Stated goal 1 –
In the records below, copy out verbatim every line from the line containing "Text: Features: Features: [98, 515, 117, 611]" through the line containing "Bar: [764, 71, 804, 143]", both included.

* begin Supplied passage *

Overview
To actively market/sell a fund it is sometimes necessary to engage with the relevant regulator to notify/register a fund in a jurisdiction. Firms therefore often wish to restrict their activities to certain introductory “pre-marketing” activities in order to test the waters and gauge investor interest before committing to incurring the cost and investing the time in the applicable registration/notification. However, whether this is actually permitted is jurisdiction-dependent as differing rules regarding pre-marketing apply depending on the type of fund to be marketed and where.
In the following article, we look at the parameters of pre-marketing a fund in various jurisdictions around the world and highlight some examples of the differing approaches.
1. What is pre-marketing?
Pre-marketing is generally viewed as “soft marketing” or pre-launch marketing activities conducted to assess investor appetite prior to registering or notifying a fund. It is useful, where permitted, as it enables asset managers to “test the waters” and gauge whether there is sufficient investor interest in a particular jurisdiction before proceeding to register/notify the fund and comply with associated regulatory requirements. Such activities are typically distinguishable from general marketing.
The concept of “pre-marketing” is particularly important in an EU/EEA context as all funds (whether AIFs or UCITS) need to be either registered or notified if they are to be marketed/sold on an active basis. Firms are therefore keen to identify if there are certain pre-marketing activities that can be conducted to gauge investor interest prior to committing to the regulator notification/regulation. In 2019, the EU/EEA introduced a harmonised regime for pre-marketing of alternative investment funds setting out when and how it is permitted.
However, outside the EEA, whether pre-marketing is relevant and if so on what basis differs from jurisdiction to jurisdiction. Firms must therefore assess the position on a case-by-case basis. For example, in some jurisdictions, it is possible to actively market and sell a fund to investors without the fund being registered/notified with the regulator because the activity is being structured in a specific way (e.g. only directed to certain types of investors within the scope of an exemption for that investor type (e.g. professional investors or qualified investors) or pursuant to some sort of tolerated practice). In this case there will be no distinction between pre-marketing and active marketing activities.

* end Supplied passage *

Stated goal 2 –
Extend the passage on pre-marketing of investment funds beyond its final sentence, keeping to its subject and formal style.

* begin Available data *

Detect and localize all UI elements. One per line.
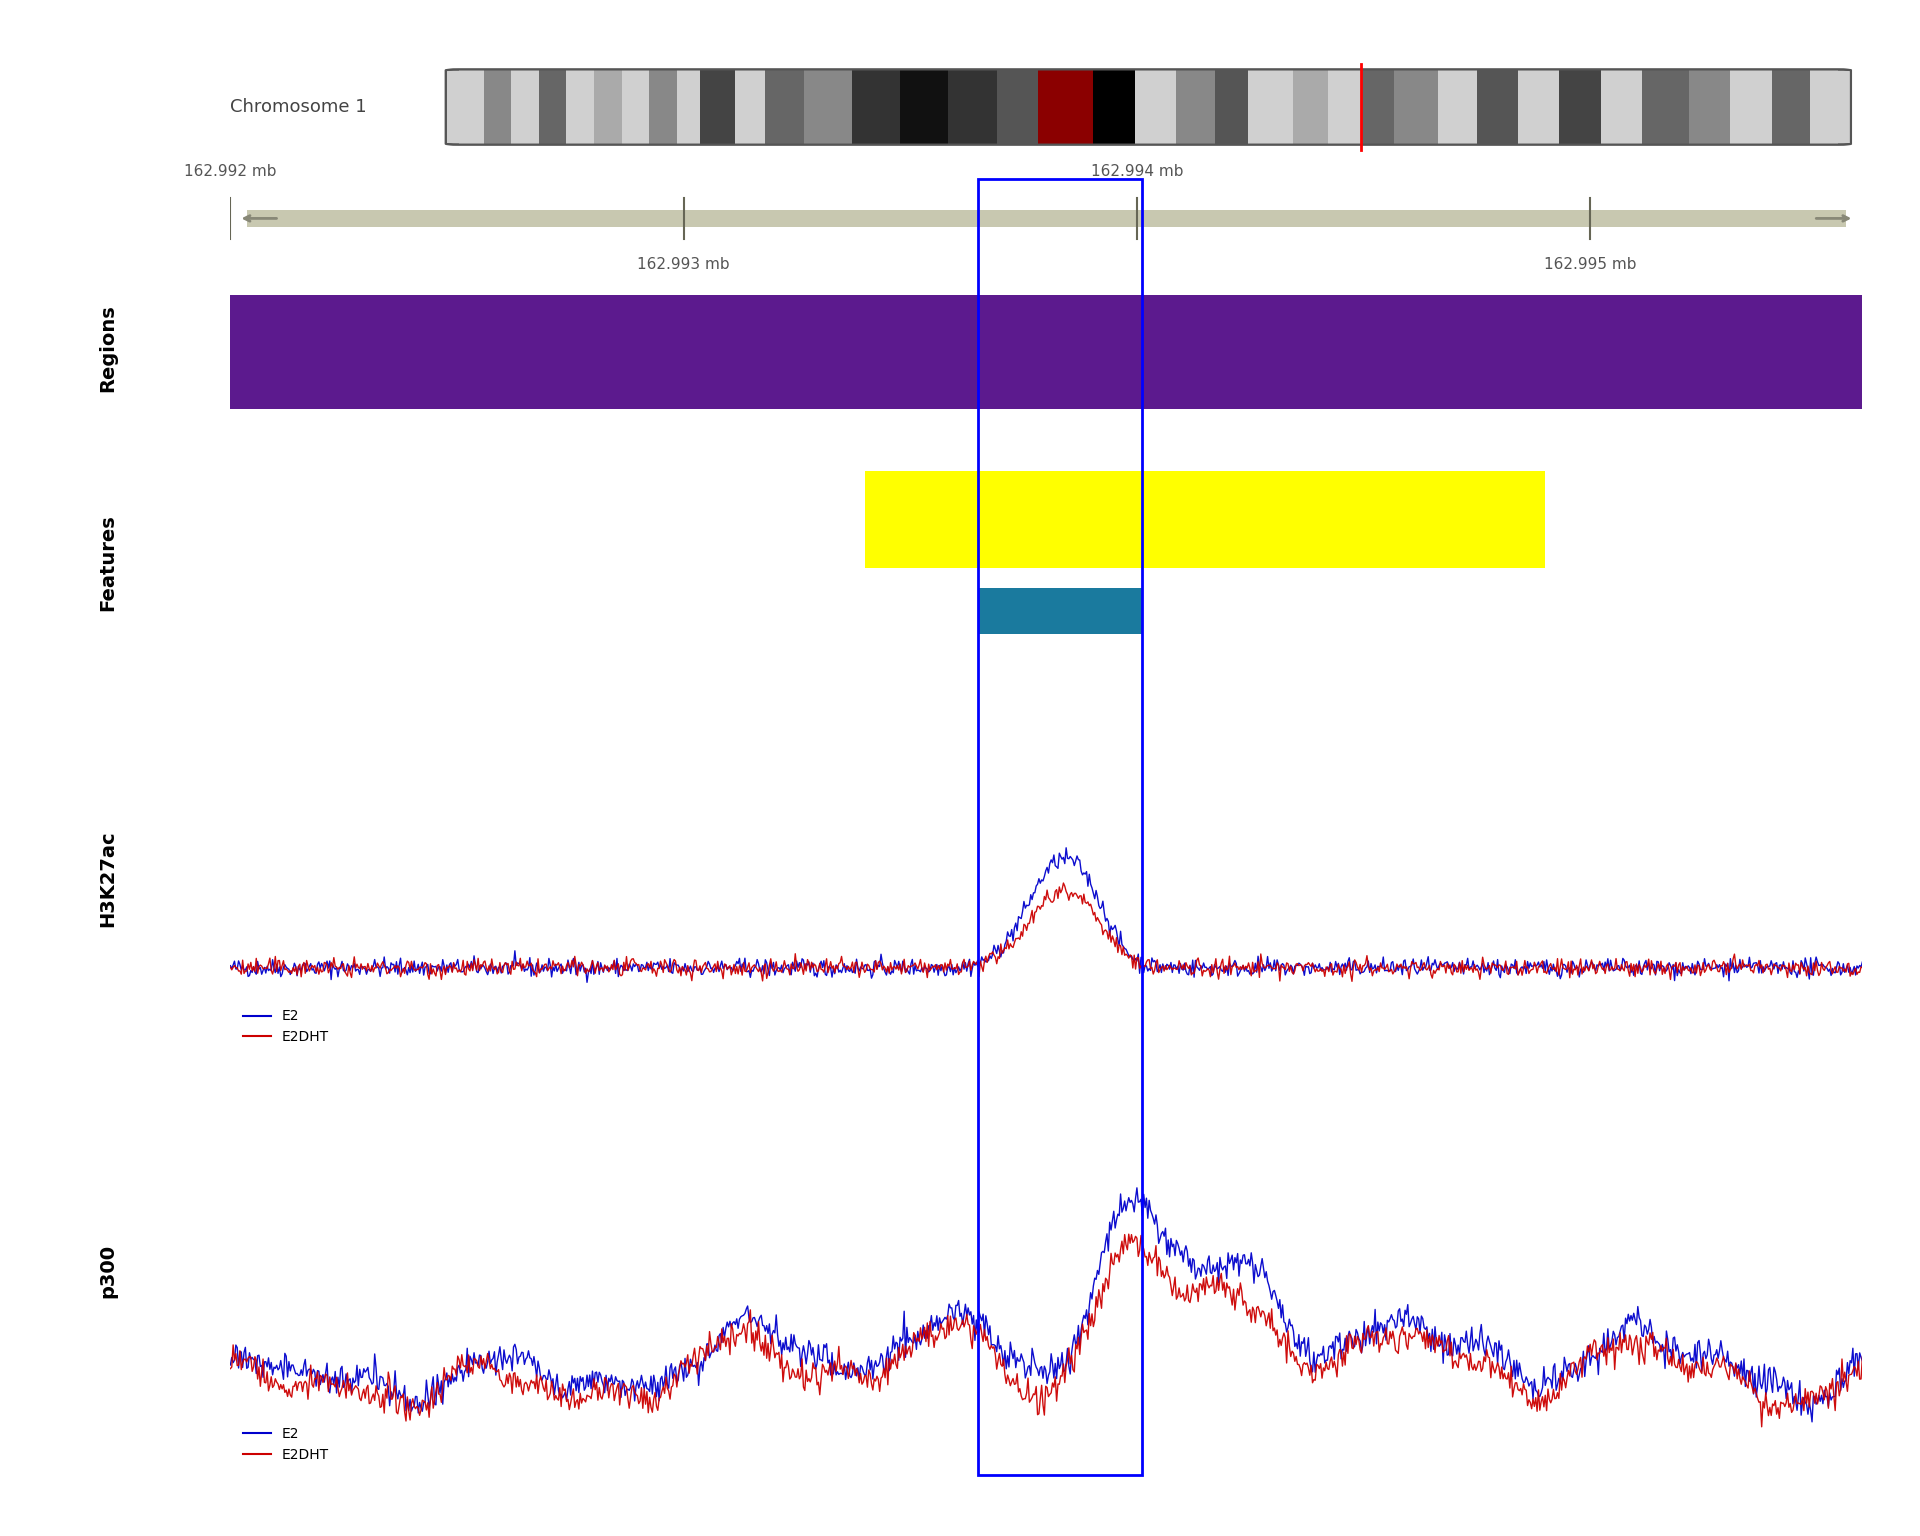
Text: Features: Features: [98, 515, 117, 611]
Bar: [1135, 71, 1175, 143]
Bar: [1519, 71, 1559, 143]
Bar: [566, 71, 593, 143]
Bar: [649, 71, 676, 143]
Text: Regions: Regions: [98, 304, 117, 392]
Bar: [1039, 71, 1092, 143]
Text: p300: p300: [98, 1244, 117, 1298]
Bar: [1215, 71, 1248, 143]
Bar: [1361, 71, 1394, 143]
Bar: [1811, 71, 1837, 143]
Bar: [1601, 71, 1642, 143]
Text: H3K27ac: H3K27ac: [98, 831, 117, 928]
Bar: [511, 71, 540, 143]
Bar: [804, 71, 852, 143]
Text: 162.994 mb: 162.994 mb: [1091, 164, 1183, 180]
Bar: [1559, 71, 1601, 143]
Bar: [1175, 71, 1215, 143]
Bar: [246, 210, 1845, 226]
Bar: [764, 71, 804, 143]
Bar: [676, 71, 701, 143]
FancyBboxPatch shape: [445, 69, 1851, 144]
Bar: [948, 71, 996, 143]
Bar: [979, 588, 1142, 634]
Bar: [1772, 71, 1811, 143]
Bar: [852, 71, 900, 143]
Bar: [1092, 71, 1135, 143]
Bar: [1248, 71, 1294, 143]
Bar: [1642, 71, 1690, 143]
Bar: [735, 71, 764, 143]
Bar: [866, 472, 1546, 568]
Text: 162.992 mb: 162.992 mb: [184, 164, 276, 180]
Legend: E2, E2DHT: E2, E2DHT: [238, 1421, 334, 1467]
Bar: [593, 71, 622, 143]
Bar: [540, 71, 566, 143]
Text: 162.995 mb: 162.995 mb: [1544, 258, 1636, 272]
Bar: [1327, 71, 1361, 143]
Text: 162.993 mb: 162.993 mb: [637, 258, 730, 272]
Bar: [900, 71, 948, 143]
Bar: [230, 295, 1862, 409]
Bar: [484, 71, 511, 143]
Bar: [701, 71, 735, 143]
Text: Chromosome 1: Chromosome 1: [230, 98, 367, 117]
Bar: [1690, 71, 1730, 143]
Bar: [459, 71, 484, 143]
Bar: [1438, 71, 1476, 143]
Legend: E2, E2DHT: E2, E2DHT: [238, 1005, 334, 1051]
Bar: [996, 71, 1039, 143]
Bar: [1394, 71, 1438, 143]
Bar: [1730, 71, 1772, 143]
Bar: [1294, 71, 1327, 143]
Bar: [622, 71, 649, 143]
Bar: [1476, 71, 1519, 143]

* end Available data *

Written answer 1 –
Text: Features: Features: [98, 515, 117, 611]
Bar: [1135, 71, 1175, 143]
Bar: [1519, 71, 1559, 143]
Bar: [566, 71, 593, 143]
Bar: [649, 71, 676, 143]
Text: Regions: Regions: [98, 304, 117, 392]
Bar: [1039, 71, 1092, 143]
Text: p300: p300: [98, 1244, 117, 1298]
Bar: [1215, 71, 1248, 143]
Bar: [1361, 71, 1394, 143]
Bar: [1811, 71, 1837, 143]
Bar: [1601, 71, 1642, 143]
Text: H3K27ac: H3K27ac: [98, 831, 117, 928]
Bar: [511, 71, 540, 143]
Bar: [804, 71, 852, 143]
Text: 162.994 mb: 162.994 mb: [1091, 164, 1183, 180]
Bar: [1559, 71, 1601, 143]
Bar: [1175, 71, 1215, 143]
Bar: [246, 210, 1845, 226]
Bar: [764, 71, 804, 143]

Written answer 2 –
2. Is pre-marketing permitted prior to a fund being registered/notified?
A lot of jurisdictions outside the EEA do not have specific rules regarding pre-marketing and the rules which apply to the active marketing/offering of a fund in a jurisdiction will also apply to pre-marketing. For example, this is the situation in Qatar and South Africa where the fund must be approved before it can be actively offered.
However, some jurisdictions do specifically allow pre-marketing prior to the registration/approval of the fund with the regulator. We discuss the specific parameters which might apply to such permitted pre-marketing in the next section.
Also, in some countries, for example South Korea, while there isn’t a formal “pre-marketing” route, local counsel advise that the risk of regulators raising an issue if a firm engages in some low profile "pre-marketing" to gauge initial interest from a limited number of investors should not be substantial provided the fund is registered before any investment is accepted and a locally licensed intermediary is appointed for the formal marketing stage.
3. What sort of parameters apply where pre-marketing is permitted?
Where pre-marketing is possible prior to a fund being registered/approved, such activities are likely to be subject to certain conditions. Here are some examples of conditions that apply in some jurisdictions:
Activities do not amount to an “offer” - in certain countries, the active marketing of funds may trigger a public offering restriction, however, assessment of investor appetite may be possible without complying with public offer requirements where the activities undertaken do not amount to an “offer”. For example, in Guernsey, if a preliminary offering document or "red herring" is to be circulated in advance of the final offer document, the regulator does not expect the prospectus requirements to be complied with, provided that appropriate disclaimers are included in the "red herring" document.
No money is accepted - the CMA in Kuwait may allow communication with potential clients to assess their interest in investing in the fund whilst the fund application is being assessed. No money or otherwise should be received or a final obligation to subscribe in the fund until the licence is obtained from the CMA.
No signed commitment/expression of interest from the investor – in Jordan, activities limited to assessing investor appetite to invest in a future fund with no signed commitment/expression of interest from the investor is permitted if the fund does not yet exist and no draft subscription or offering documents are distributed.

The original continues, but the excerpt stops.